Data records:
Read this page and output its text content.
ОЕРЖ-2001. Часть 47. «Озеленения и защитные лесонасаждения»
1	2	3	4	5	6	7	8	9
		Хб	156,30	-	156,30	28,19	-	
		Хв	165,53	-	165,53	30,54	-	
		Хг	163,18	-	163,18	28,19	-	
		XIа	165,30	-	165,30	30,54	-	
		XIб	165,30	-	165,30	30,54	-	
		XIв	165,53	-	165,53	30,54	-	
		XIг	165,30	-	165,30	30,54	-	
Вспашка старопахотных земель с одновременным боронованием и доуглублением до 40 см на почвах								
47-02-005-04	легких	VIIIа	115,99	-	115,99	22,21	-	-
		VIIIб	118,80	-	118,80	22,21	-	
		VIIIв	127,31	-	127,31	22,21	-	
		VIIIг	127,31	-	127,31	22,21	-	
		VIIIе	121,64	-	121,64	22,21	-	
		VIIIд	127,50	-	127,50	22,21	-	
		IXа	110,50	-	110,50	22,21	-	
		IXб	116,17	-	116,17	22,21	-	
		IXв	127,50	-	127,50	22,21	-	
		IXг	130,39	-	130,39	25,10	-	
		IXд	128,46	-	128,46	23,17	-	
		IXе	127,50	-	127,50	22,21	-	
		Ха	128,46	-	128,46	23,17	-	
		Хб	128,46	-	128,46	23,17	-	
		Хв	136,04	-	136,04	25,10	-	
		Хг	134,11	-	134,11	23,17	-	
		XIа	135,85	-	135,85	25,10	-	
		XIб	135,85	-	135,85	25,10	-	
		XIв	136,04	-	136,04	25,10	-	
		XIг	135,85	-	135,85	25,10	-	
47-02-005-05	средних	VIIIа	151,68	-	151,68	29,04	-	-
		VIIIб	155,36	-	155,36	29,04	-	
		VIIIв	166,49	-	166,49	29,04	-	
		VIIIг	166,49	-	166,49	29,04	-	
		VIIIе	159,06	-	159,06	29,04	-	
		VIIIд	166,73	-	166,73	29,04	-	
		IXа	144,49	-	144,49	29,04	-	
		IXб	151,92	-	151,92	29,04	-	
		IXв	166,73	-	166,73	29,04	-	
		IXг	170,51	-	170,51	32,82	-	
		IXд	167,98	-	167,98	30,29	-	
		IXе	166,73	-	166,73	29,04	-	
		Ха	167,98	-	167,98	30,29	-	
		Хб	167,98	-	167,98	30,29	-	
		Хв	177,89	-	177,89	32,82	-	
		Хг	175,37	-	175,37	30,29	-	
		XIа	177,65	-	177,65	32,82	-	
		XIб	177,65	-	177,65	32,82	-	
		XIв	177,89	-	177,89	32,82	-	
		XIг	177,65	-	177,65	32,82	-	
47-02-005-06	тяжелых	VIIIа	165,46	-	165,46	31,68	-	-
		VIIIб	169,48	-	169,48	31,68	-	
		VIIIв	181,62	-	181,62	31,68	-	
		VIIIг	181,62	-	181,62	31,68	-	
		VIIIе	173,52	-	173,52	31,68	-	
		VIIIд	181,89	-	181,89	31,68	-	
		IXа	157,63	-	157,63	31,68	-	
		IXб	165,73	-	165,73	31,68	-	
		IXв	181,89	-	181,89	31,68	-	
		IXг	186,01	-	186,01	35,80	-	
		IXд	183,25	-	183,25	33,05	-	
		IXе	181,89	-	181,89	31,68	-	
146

* TASK DIRECTIONS
Which lines contain "VIIIб"? Show each of them.

* SOLUTION TO THIS PROBLEM
		VIIIб	118,80	-	118,80	22,21	-	
		VIIIб	155,36	-	155,36	29,04	-	
		VIIIб	169,48	-	169,48	31,68	-	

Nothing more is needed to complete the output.